--- BEGIN INFORMATION SUPPLIED ---

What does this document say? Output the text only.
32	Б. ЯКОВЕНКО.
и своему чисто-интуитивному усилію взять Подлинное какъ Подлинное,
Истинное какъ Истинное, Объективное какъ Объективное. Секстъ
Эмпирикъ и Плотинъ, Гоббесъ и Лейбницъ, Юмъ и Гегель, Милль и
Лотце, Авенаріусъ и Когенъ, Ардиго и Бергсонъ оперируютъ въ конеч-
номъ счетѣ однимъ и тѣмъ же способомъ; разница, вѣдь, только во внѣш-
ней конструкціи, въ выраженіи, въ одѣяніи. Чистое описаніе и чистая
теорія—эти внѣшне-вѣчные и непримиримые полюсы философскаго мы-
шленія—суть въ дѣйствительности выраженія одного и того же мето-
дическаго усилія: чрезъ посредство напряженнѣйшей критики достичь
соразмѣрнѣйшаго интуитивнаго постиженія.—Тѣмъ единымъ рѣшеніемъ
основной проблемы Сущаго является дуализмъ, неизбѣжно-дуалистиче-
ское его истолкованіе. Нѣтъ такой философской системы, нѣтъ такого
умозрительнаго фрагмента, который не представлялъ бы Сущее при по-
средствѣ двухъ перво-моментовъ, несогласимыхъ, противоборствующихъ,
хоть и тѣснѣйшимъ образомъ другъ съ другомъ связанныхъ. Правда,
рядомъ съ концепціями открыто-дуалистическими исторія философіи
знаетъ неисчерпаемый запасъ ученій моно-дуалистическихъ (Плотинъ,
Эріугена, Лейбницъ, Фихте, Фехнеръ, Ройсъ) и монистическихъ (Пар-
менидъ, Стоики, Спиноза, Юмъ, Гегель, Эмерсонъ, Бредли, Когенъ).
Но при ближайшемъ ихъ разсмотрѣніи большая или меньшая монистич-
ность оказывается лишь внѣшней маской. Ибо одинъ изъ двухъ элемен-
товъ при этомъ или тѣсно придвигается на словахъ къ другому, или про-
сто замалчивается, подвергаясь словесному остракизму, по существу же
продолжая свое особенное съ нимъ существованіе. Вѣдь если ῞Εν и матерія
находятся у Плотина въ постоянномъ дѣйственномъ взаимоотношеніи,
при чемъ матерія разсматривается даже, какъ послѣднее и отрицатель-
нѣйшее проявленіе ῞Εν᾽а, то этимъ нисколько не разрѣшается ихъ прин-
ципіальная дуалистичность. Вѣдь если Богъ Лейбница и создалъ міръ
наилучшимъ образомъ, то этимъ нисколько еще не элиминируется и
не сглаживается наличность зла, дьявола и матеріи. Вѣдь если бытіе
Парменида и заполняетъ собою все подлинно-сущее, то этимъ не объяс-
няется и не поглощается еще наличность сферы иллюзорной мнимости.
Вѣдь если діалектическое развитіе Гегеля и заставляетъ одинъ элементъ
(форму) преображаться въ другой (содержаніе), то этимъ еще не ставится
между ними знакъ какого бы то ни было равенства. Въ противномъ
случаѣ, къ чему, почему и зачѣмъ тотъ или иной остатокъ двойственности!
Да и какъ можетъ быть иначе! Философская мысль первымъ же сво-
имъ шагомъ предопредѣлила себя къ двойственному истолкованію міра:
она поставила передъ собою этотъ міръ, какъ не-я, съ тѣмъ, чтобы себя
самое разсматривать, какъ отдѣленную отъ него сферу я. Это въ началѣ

--- END INFORMATION SUPPLIED ---

◆ **YOUR INSTRUCTIONS**: Exactly reproduce the material above.

◆ **OUTPUT OF THE EXERCISE**:
What does this document say? Output the text only.
32	Б. ЯКОВЕНКО.
и своему чисто-интуитивному усилію взять Подлинное какъ Подлинное,
Истинное какъ Истинное, Объективное какъ Объективное. Секстъ
Эмпирикъ и Плотинъ, Гоббесъ и Лейбницъ, Юмъ и Гегель, Милль и
Лотце, Авенаріусъ и Когенъ, Ардиго и Бергсонъ оперируютъ въ конеч-
номъ счетѣ однимъ и тѣмъ же способомъ; разница, вѣдь, только во внѣш-
ней конструкціи, въ выраженіи, въ одѣяніи. Чистое описаніе и чистая
теорія—эти внѣшне-вѣчные и непримиримые полюсы философскаго мы-
шленія—суть въ дѣйствительности выраженія одного и того же мето-
дическаго усилія: чрезъ посредство напряженнѣйшей критики достичь
соразмѣрнѣйшаго интуитивнаго постиженія.—Тѣмъ единымъ рѣшеніемъ
основной проблемы Сущаго является дуализмъ, неизбѣжно-дуалистиче-
ское его истолкованіе. Нѣтъ такой философской системы, нѣтъ такого
умозрительнаго фрагмента, который не представлялъ бы Сущее при по-
средствѣ двухъ перво-моментовъ, несогласимыхъ, противоборствующихъ,
хоть и тѣснѣйшимъ образомъ другъ съ другомъ связанныхъ. Правда,
рядомъ съ концепціями открыто-дуалистическими исторія философіи
знаетъ неисчерпаемый запасъ ученій моно-дуалистическихъ (Плотинъ,
Эріугена, Лейбницъ, Фихте, Фехнеръ, Ройсъ) и монистическихъ (Пар-
менидъ, Стоики, Спиноза, Юмъ, Гегель, Эмерсонъ, Бредли, Когенъ).
Но при ближайшемъ ихъ разсмотрѣніи большая или меньшая монистич-
ность оказывается лишь внѣшней маской. Ибо одинъ изъ двухъ элемен-
товъ при этомъ или тѣсно придвигается на словахъ къ другому, или про-
сто замалчивается, подвергаясь словесному остракизму, по существу же
продолжая свое особенное съ нимъ существованіе. Вѣдь если ῞Εν и матерія
находятся у Плотина въ постоянномъ дѣйственномъ взаимоотношеніи,
при чемъ матерія разсматривается даже, какъ послѣднее и отрицатель-
нѣйшее проявленіе ῞Εν᾽а, то этимъ нисколько не разрѣшается ихъ прин-
ципіальная дуалистичность. Вѣдь если Богъ Лейбница и создалъ міръ
наилучшимъ образомъ, то этимъ нисколько еще не элиминируется и
не сглаживается наличность зла, дьявола и матеріи. Вѣдь если бытіе
Парменида и заполняетъ собою все подлинно-сущее, то этимъ не объяс-
няется и не поглощается еще наличность сферы иллюзорной мнимости.
Вѣдь если діалектическое развитіе Гегеля и заставляетъ одинъ элементъ
(форму) преображаться въ другой (содержаніе), то этимъ еще не ставится
между ними знакъ какого бы то ни было равенства. Въ противномъ
случаѣ, къ чему, почему и зачѣмъ тотъ или иной остатокъ двойственности!
Да и какъ можетъ быть иначе! Философская мысль первымъ же сво-
имъ шагомъ предопредѣлила себя къ двойственному истолкованію міра:
она поставила передъ собою этотъ міръ, какъ не-я, съ тѣмъ, чтобы себя
самое разсматривать, какъ отдѣленную отъ него сферу я. Это въ началѣ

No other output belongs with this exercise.